(WHAT THE EXERCISE ASKS) Write out each line in which the string "Date" is present.

(MATERIAL SUPPLIED)
────────
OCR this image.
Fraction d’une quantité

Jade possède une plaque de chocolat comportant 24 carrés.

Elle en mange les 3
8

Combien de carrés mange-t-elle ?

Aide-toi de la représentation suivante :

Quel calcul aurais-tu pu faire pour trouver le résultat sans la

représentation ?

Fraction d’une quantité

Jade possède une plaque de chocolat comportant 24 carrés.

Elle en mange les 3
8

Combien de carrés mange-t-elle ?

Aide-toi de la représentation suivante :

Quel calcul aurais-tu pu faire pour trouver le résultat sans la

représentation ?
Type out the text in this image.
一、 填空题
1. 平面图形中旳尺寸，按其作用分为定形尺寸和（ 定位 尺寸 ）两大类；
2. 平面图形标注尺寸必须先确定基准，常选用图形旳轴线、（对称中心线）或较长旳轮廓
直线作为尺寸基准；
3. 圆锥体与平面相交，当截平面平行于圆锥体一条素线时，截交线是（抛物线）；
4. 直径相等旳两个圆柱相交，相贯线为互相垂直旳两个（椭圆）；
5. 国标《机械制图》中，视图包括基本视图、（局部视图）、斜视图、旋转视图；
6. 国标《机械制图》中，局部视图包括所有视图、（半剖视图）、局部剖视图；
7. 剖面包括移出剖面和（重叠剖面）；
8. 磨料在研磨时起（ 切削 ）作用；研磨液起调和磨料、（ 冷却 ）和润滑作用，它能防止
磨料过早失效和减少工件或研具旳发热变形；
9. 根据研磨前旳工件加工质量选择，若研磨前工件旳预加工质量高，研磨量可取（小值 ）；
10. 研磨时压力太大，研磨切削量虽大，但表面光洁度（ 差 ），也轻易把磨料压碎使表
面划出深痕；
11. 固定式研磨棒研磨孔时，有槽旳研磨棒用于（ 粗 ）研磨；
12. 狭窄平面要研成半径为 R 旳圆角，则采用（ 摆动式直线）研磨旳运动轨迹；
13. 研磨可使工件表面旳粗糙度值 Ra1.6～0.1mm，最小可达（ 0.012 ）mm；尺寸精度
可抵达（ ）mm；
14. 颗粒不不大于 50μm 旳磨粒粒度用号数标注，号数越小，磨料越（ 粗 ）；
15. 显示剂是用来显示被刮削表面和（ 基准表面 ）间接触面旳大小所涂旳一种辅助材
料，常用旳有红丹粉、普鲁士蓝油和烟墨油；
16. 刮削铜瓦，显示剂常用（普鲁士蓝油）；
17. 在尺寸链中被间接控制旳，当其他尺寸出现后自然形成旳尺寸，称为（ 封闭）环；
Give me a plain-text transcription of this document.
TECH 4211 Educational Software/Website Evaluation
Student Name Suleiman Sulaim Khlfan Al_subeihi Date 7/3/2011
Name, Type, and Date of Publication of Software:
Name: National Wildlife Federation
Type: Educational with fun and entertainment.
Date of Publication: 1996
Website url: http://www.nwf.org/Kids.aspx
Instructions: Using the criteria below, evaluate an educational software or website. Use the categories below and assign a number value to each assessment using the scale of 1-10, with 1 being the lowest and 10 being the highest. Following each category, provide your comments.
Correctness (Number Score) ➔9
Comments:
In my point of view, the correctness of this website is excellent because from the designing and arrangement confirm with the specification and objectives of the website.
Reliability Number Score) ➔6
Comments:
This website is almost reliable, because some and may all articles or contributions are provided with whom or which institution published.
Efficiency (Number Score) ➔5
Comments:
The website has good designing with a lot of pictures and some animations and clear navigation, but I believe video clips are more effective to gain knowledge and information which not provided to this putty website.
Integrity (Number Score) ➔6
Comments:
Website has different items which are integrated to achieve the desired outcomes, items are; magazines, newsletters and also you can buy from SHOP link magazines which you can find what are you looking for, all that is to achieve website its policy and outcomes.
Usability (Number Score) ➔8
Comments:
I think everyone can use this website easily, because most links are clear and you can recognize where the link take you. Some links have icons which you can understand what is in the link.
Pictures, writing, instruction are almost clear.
────────
(RESULT OF THE EXERCISE)
Student Name Suleiman Sulaim Khlfan Al_subeihi Date 7/3/2011
Name, Type, and Date of Publication of Software:
Date of Publication: 1996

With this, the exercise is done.